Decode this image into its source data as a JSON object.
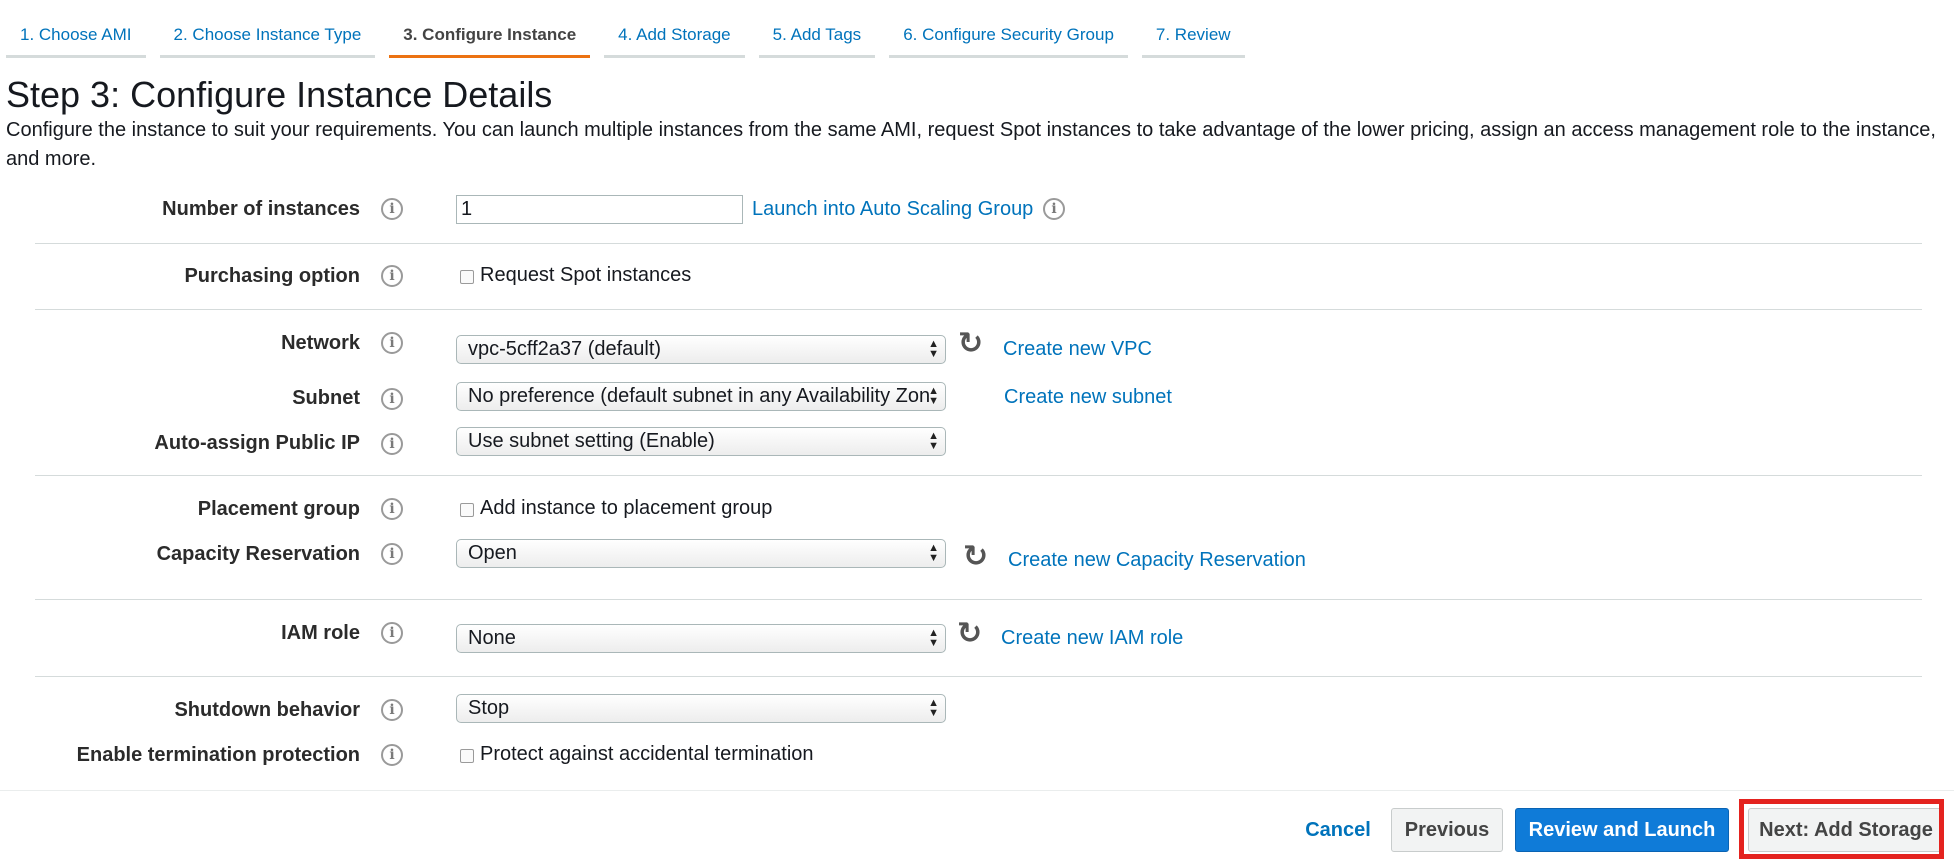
{
  "tabs": [
    {
      "label": "1. Choose AMI",
      "active": false
    },
    {
      "label": "2. Choose Instance Type",
      "active": false
    },
    {
      "label": "3. Configure Instance",
      "active": true
    },
    {
      "label": "4. Add Storage",
      "active": false
    },
    {
      "label": "5. Add Tags",
      "active": false
    },
    {
      "label": "6. Configure Security Group",
      "active": false
    },
    {
      "label": "7. Review",
      "active": false
    }
  ],
  "page": {
    "title": "Step 3: Configure Instance Details",
    "description": "Configure the instance to suit your requirements. You can launch multiple instances from the same AMI, request Spot instances to take advantage of the lower pricing, assign an access management role to the instance, and more."
  },
  "form": {
    "number_of_instances": {
      "label": "Number of instances",
      "value": "1",
      "link": "Launch into Auto Scaling Group"
    },
    "purchasing_option": {
      "label": "Purchasing option",
      "checkbox_label": "Request Spot instances",
      "checked": false
    },
    "network": {
      "label": "Network",
      "value": "vpc-5cff2a37 (default)",
      "link": "Create new VPC"
    },
    "subnet": {
      "label": "Subnet",
      "value": "No preference (default subnet in any Availability Zon",
      "link": "Create new subnet"
    },
    "auto_assign_ip": {
      "label": "Auto-assign Public IP",
      "value": "Use subnet setting (Enable)"
    },
    "placement_group": {
      "label": "Placement group",
      "checkbox_label": "Add instance to placement group",
      "checked": false
    },
    "capacity_reservation": {
      "label": "Capacity Reservation",
      "value": "Open",
      "link": "Create new Capacity Reservation"
    },
    "iam_role": {
      "label": "IAM role",
      "value": "None",
      "link": "Create new IAM role"
    },
    "shutdown_behavior": {
      "label": "Shutdown behavior",
      "value": "Stop"
    },
    "termination_protection": {
      "label": "Enable termination protection",
      "checkbox_label": "Protect against accidental termination",
      "checked": false
    }
  },
  "footer": {
    "cancel": "Cancel",
    "previous": "Previous",
    "review_launch": "Review and Launch",
    "next": "Next: Add Storage"
  },
  "colors": {
    "link": "#0073bb",
    "active_tab_underline": "#ec7211",
    "primary_button": "#0f7bd8",
    "highlight_box": "#e4231f"
  }
}
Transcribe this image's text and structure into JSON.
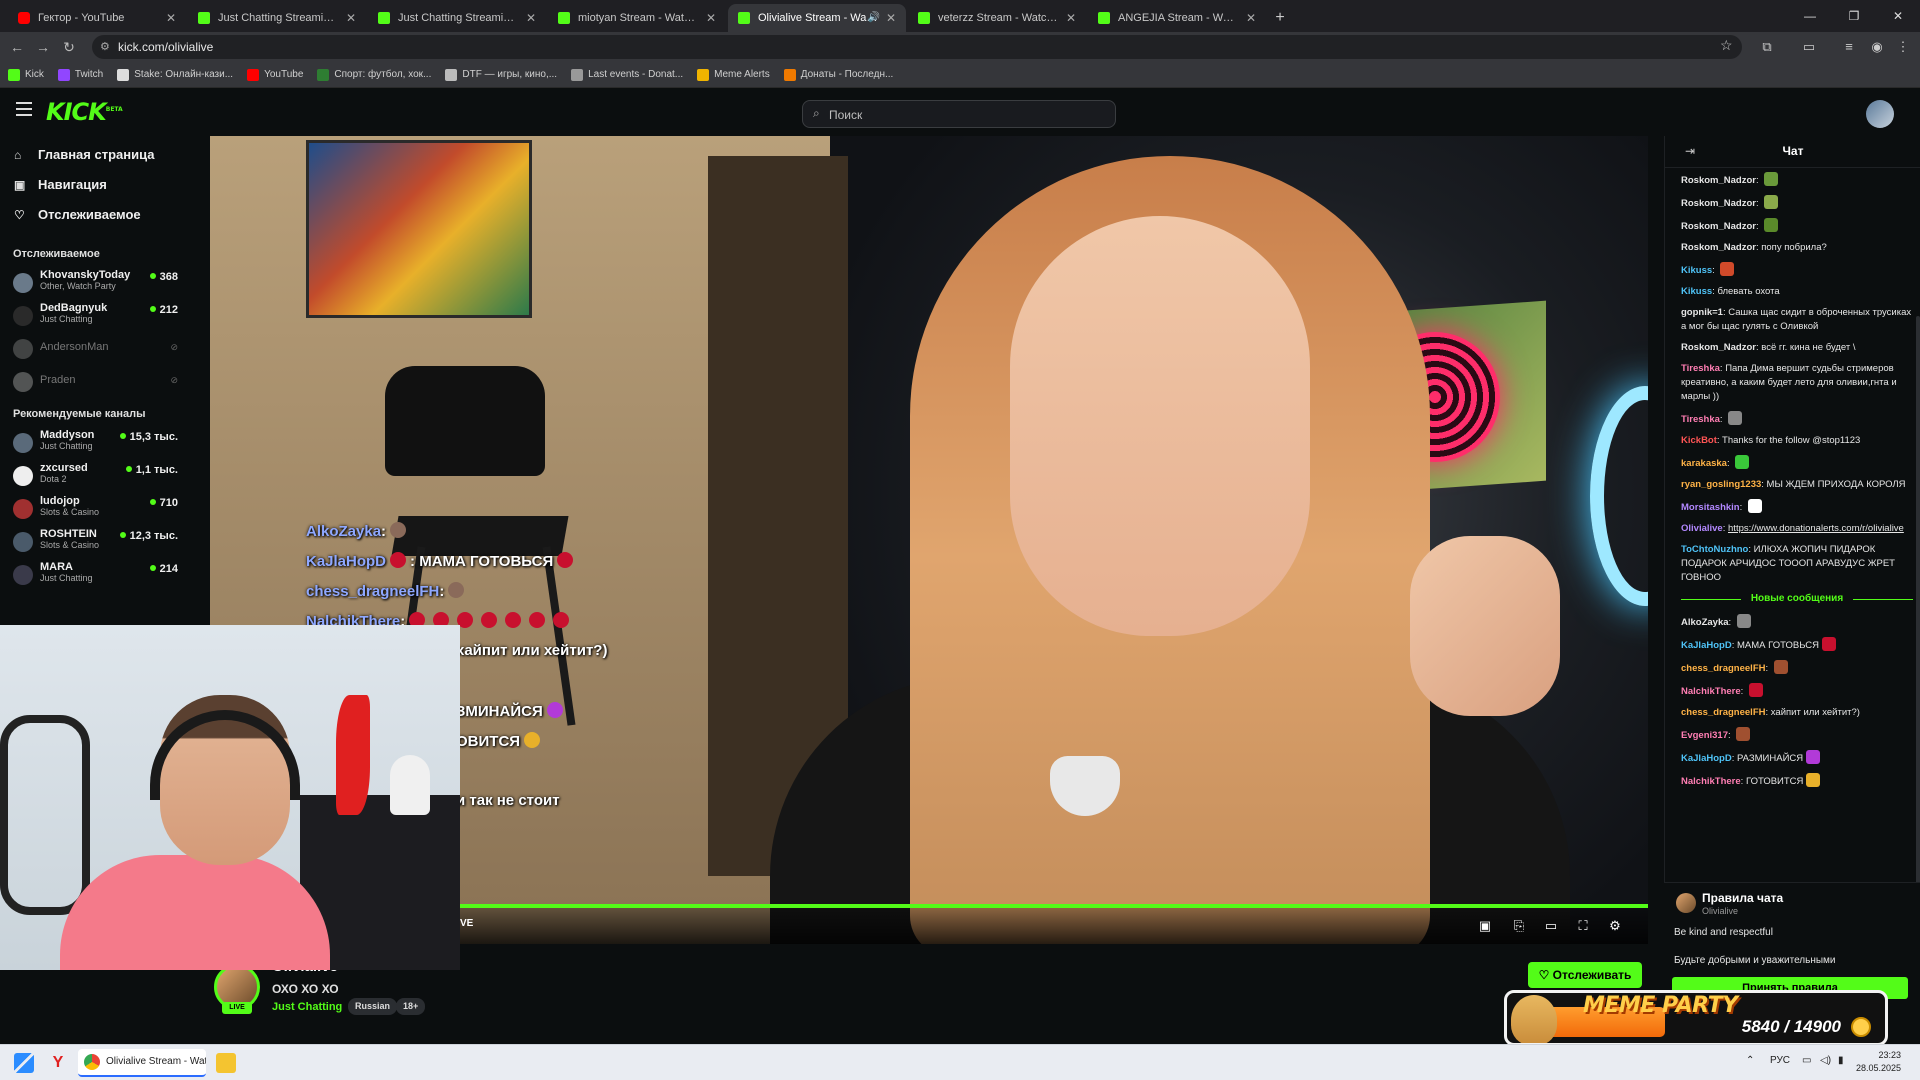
{
  "browser": {
    "tabs": [
      {
        "title": "Гектор - YouTube",
        "icon": "youtube-icon",
        "active": false
      },
      {
        "title": "Just Chatting Streaming - Live",
        "icon": "kick-icon",
        "active": false
      },
      {
        "title": "Just Chatting Streaming - Live",
        "icon": "kick-icon",
        "active": false
      },
      {
        "title": "miotyan Stream - Watch Live on",
        "icon": "kick-icon",
        "active": false
      },
      {
        "title": "Olivialive Stream - Watch Li",
        "icon": "kick-icon",
        "active": true
      },
      {
        "title": "veterzz Stream - Watch Live on",
        "icon": "kick-icon",
        "active": false
      },
      {
        "title": "ANGEJIA Stream - Watch Live o",
        "icon": "kick-icon",
        "active": false
      }
    ],
    "url": "kick.com/olivialive",
    "bookmarks": [
      {
        "label": "Kick",
        "color": "#53fc18"
      },
      {
        "label": "Twitch",
        "color": "#9146ff"
      },
      {
        "label": "Stake: Онлайн-кази...",
        "color": "#dddddd"
      },
      {
        "label": "YouTube",
        "color": "#ff0000"
      },
      {
        "label": "Спорт: футбол, хок...",
        "color": "#2e7d32"
      },
      {
        "label": "DTF — игры, кино,...",
        "color": "#bbbbbb"
      },
      {
        "label": "Last events - Donat...",
        "color": "#999999"
      },
      {
        "label": "Meme Alerts",
        "color": "#f0b400"
      },
      {
        "label": "Донаты - Последн...",
        "color": "#f07a00"
      }
    ]
  },
  "header": {
    "logo": "KICK",
    "logo_badge": "BETA",
    "search_placeholder": "Поиск"
  },
  "sidebar": {
    "nav": [
      {
        "label": "Главная страница",
        "icon": "home-icon",
        "glyph": "⌂"
      },
      {
        "label": "Навигация",
        "icon": "browse-icon",
        "glyph": "▣"
      },
      {
        "label": "Отслеживаемое",
        "icon": "heart-icon",
        "glyph": "♡"
      }
    ],
    "following_title": "Отслеживаемое",
    "following": [
      {
        "name": "KhovanskyToday",
        "category": "Other, Watch Party",
        "viewers": "368",
        "online": true,
        "color": "#6a7a8a"
      },
      {
        "name": "DedBagnyuk",
        "category": "Just Chatting",
        "viewers": "212",
        "online": true,
        "color": "#2a2a2a"
      },
      {
        "name": "AndersonMan",
        "category": "",
        "viewers": "",
        "online": false,
        "color": "#777777"
      },
      {
        "name": "Praden",
        "category": "",
        "viewers": "",
        "online": false,
        "color": "#999999"
      }
    ],
    "recommended_title": "Рекомендуемые каналы",
    "recommended": [
      {
        "name": "Maddyson",
        "category": "Just Chatting",
        "viewers": "15,3 тыс.",
        "color": "#5a6a7a"
      },
      {
        "name": "zxcursed",
        "category": "Dota 2",
        "viewers": "1,1 тыс.",
        "color": "#eeeeee"
      },
      {
        "name": "ludojop",
        "category": "Slots & Casino",
        "viewers": "710",
        "color": "#a03030"
      },
      {
        "name": "ROSHTEIN",
        "category": "Slots & Casino",
        "viewers": "12,3 тыс.",
        "color": "#4a5a6a"
      },
      {
        "name": "MARA",
        "category": "Just Chatting",
        "viewers": "214",
        "color": "#3a3a4a"
      }
    ]
  },
  "video": {
    "overlay_chat": [
      {
        "user": "AlkoZayka",
        "text": ":",
        "emotes": 1,
        "emote_color": "gray"
      },
      {
        "user": "KaJlaHopD",
        "text": ":  МАМА ГОТОВЬСЯ",
        "emotes": 2,
        "emote_color": "red"
      },
      {
        "user": "chess_dragneelFH",
        "text": ":",
        "emotes": 1,
        "emote_color": "gray"
      },
      {
        "user": "NalchikThere",
        "text": ":",
        "emotes": 7,
        "emote_color": "red"
      },
      {
        "user": "",
        "text": "хайпит или хейтит?)",
        "emotes": 0,
        "emote_color": ""
      },
      {
        "user": "",
        "text": "",
        "emotes": 0,
        "emote_color": ""
      },
      {
        "user": "",
        "text": "ЗМИНАЙСЯ",
        "emotes": 1,
        "emote_color": "purple"
      },
      {
        "user": "",
        "text": "ОВИТСЯ",
        "emotes": 1,
        "emote_color": "gold"
      },
      {
        "user": "",
        "text": "",
        "emotes": 0,
        "emote_color": ""
      },
      {
        "user": "",
        "text": "и так не стоит",
        "emotes": 0,
        "emote_color": ""
      }
    ],
    "live_fragment": "VE",
    "progress": 1.0
  },
  "streamer": {
    "name": "Olivialive",
    "title": "ОХО ХО ХО",
    "category": "Just Chatting",
    "tags": [
      "Russian",
      "18+"
    ],
    "live_badge": "LIVE",
    "follow_label": "Отслеживать"
  },
  "chat": {
    "title": "Чат",
    "messages": [
      {
        "user": "Roskom_Nadzor",
        "text": "",
        "color": "#e6e6e6",
        "emote": "#6a9a3a"
      },
      {
        "user": "Roskom_Nadzor",
        "text": "",
        "color": "#e6e6e6",
        "emote": "#8aaa4a"
      },
      {
        "user": "Roskom_Nadzor",
        "text": "",
        "color": "#e6e6e6",
        "emote": "#5a8a2a"
      },
      {
        "user": "Roskom_Nadzor",
        "text": "попу побрила?",
        "color": "#e6e6e6",
        "emote": ""
      },
      {
        "user": "Kikuss",
        "text": "",
        "color": "#4fc3f7",
        "emote": "#d04a2a"
      },
      {
        "user": "Kikuss",
        "text": "блевать охота",
        "color": "#4fc3f7",
        "emote": ""
      },
      {
        "user": "gopnik=1",
        "text": "Сашка щас сидит в оброченных трусиках а мог бы щас гулять с Оливкой",
        "color": "#e6e6e6",
        "emote": ""
      },
      {
        "user": "Roskom_Nadzor",
        "text": "всё гг. кина не будет \\",
        "color": "#e6e6e6",
        "emote": ""
      },
      {
        "user": "Tireshka",
        "text": "Папа Дима вершит судьбы стримеров креативно, а каким будет лето для оливии,гнта и марлы ))",
        "color": "#ff7eb3",
        "emote": ""
      },
      {
        "user": "Tireshka",
        "text": "",
        "color": "#ff7eb3",
        "emote": "#888888"
      },
      {
        "user": "KickBot",
        "text": "Thanks for the follow @stop1123",
        "color": "#ff5555",
        "emote": ""
      },
      {
        "user": "karakaska",
        "text": "",
        "color": "#ffb347",
        "emote": "#3ac83a"
      },
      {
        "user": "ryan_gosling1233",
        "text": "МЫ ЖДЕМ ПРИХОДА КОРОЛЯ",
        "color": "#ffb347",
        "emote": ""
      },
      {
        "user": "Morsitashkin",
        "text": "",
        "color": "#b388ff",
        "emote": "#ffffff"
      },
      {
        "user": "Olivialive",
        "text": "https://www.donationalerts.com/r/olivialive",
        "color": "#b388ff",
        "emote": ""
      },
      {
        "user": "ToChtoNuzhno",
        "text": "ИЛЮХА ЖОПИЧ ПИДАРОК ПОДАРОК АРЧИДОС ТОООП АРАВУДУС ЖРЕТ ГОВНОО",
        "color": "#4fc3f7",
        "emote": ""
      }
    ],
    "new_messages_label": "Новые сообщения",
    "new_messages": [
      {
        "user": "AlkoZayka",
        "text": "",
        "color": "#e6e6e6",
        "emote": "#888888"
      },
      {
        "user": "KaJlaHopD",
        "text": "МАМА ГОТОВЬСЯ",
        "color": "#4fc3f7",
        "emote": "#c8102e"
      },
      {
        "user": "chess_dragneelFH",
        "text": "",
        "color": "#ffb347",
        "emote": "#a05030"
      },
      {
        "user": "NalchikThere",
        "text": "",
        "color": "#ff7eb3",
        "emote": "#c8102e"
      },
      {
        "user": "chess_dragneelFH",
        "text": "хайпит или хейтит?)",
        "color": "#ffb347",
        "emote": ""
      },
      {
        "user": "Evgeni317",
        "text": "",
        "color": "#ff7eb3",
        "emote": "#a05030"
      },
      {
        "user": "KaJlaHopD",
        "text": "РАЗМИНАЙСЯ",
        "color": "#4fc3f7",
        "emote": "#b23ad8"
      },
      {
        "user": "NalchikThere",
        "text": "ГОТОВИТСЯ",
        "color": "#ff7eb3",
        "emote": "#e8b02a"
      }
    ],
    "rules_title": "Правила чата",
    "rules_author": "Olivialive",
    "rule_1": "Be kind and respectful",
    "rule_2": "Будьте добрыми и уважительными",
    "accept_label": "Принять правила"
  },
  "meme_party": {
    "title": "MEME PARTY",
    "value": "5840 / 14900",
    "progress": 0.392
  },
  "taskbar": {
    "chrome_label": "Olivialive Stream - Watc",
    "lang": "РУС",
    "time": "23:23",
    "date": "28.05.2025"
  }
}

THE PROBLEM:
From the entries above, copy every line where the word "value" shows up.

CORRECT RESULT:
      "value": "1",
      "value": "vpc-5cff2a37 (default)",
      "value": "No preference (default subnet in any Availability Zon",
      "value": "Use subnet setting (Enable)"
      "value": "Open",
      "value": "None",
      "value": "Stop"
    "value": "5840 / 14900",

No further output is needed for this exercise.